Tasks for this exercise
1. Translate this sentence from the review of The Diary of Anais Nin, Vol. 5 into Spanish: "Anais also was not in the habit of sticking to one topic per paragraph."
2. Write what comes next in the review of The Diary of Anais Nin, Vol. 5, picking up right after its final sentence.

7 of 8 people found the following review helpful
Beautiful writing that I use as meditations,
This review is from: The Diary of Anais Nin, Vol. 5: 1947-1955 (Paperback)
THE DIARY OF ANAIS NIN: VOLUME FIVE 1947-1955 contains beautiful writing. Anais (pronounced "anna - EESE" ["EESE" as in "lease"]) has a very unique writing style, a result of her Spanish and French background, her fondest for extremes, and frequent disregard for correct grammar and punctuation.
The downside to her beautiful prose is that often it is hard to follow what she is talking about. Though I am a huge fan of Anais Nin, I always struggle with her writing, particularly these "expurgated" diaries; because they were so heavily edited they seem very choppy at times. Anais also was not in the habit of sticking to one topic per paragraph. And it is common for one paragraph to be completely unrelated to the previous. I often become so bewildered that I have to put the book down. (It also doesn't help that I was only two when Anais died in 1977, meaning I am often completely unfamiliar with the topics she discusses.)

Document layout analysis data
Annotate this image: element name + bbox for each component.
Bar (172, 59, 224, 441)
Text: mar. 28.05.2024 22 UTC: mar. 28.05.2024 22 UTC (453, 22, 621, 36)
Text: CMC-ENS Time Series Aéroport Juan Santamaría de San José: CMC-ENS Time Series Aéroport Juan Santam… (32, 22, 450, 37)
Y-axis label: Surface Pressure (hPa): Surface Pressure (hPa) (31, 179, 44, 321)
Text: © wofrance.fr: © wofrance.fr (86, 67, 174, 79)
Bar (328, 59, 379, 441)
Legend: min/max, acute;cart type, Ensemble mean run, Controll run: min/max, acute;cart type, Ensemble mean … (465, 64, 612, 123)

Solved tasks
1. Además, Anais no tenía la costumbre de ceñirse a un solo tema por párrafo.

2.
I now use her diaries as meditations, and am content to read a passage or even paragraph at a time. It no longer bothers me that I often get lost. One paragraph, or even one sentence, often contains enough beauty to make it unimportant that I have no idea what she's talking about (many things I have understood have not been nearly as beautiful). She just had an awesome command of language! My favorite passage in Volume Five is on the very first page where she describes her time in Acapulco. It's stunning poetry! I've never seen anyone else write like this.
I would certainly agree that previous knowledge of Anais's life is helpful in appreciating her diaries and all other works. I am currently reading ANAIS NIN: A BIOGRAPHY by Deirdre Bair. Ms. Bair's book has been incredibly helpful in understanding Nin's work. I recommend Bair's biography of Nin in addition to THE DAIRY OF ANAIS NIN: VOLUME FIVE 1947-1955.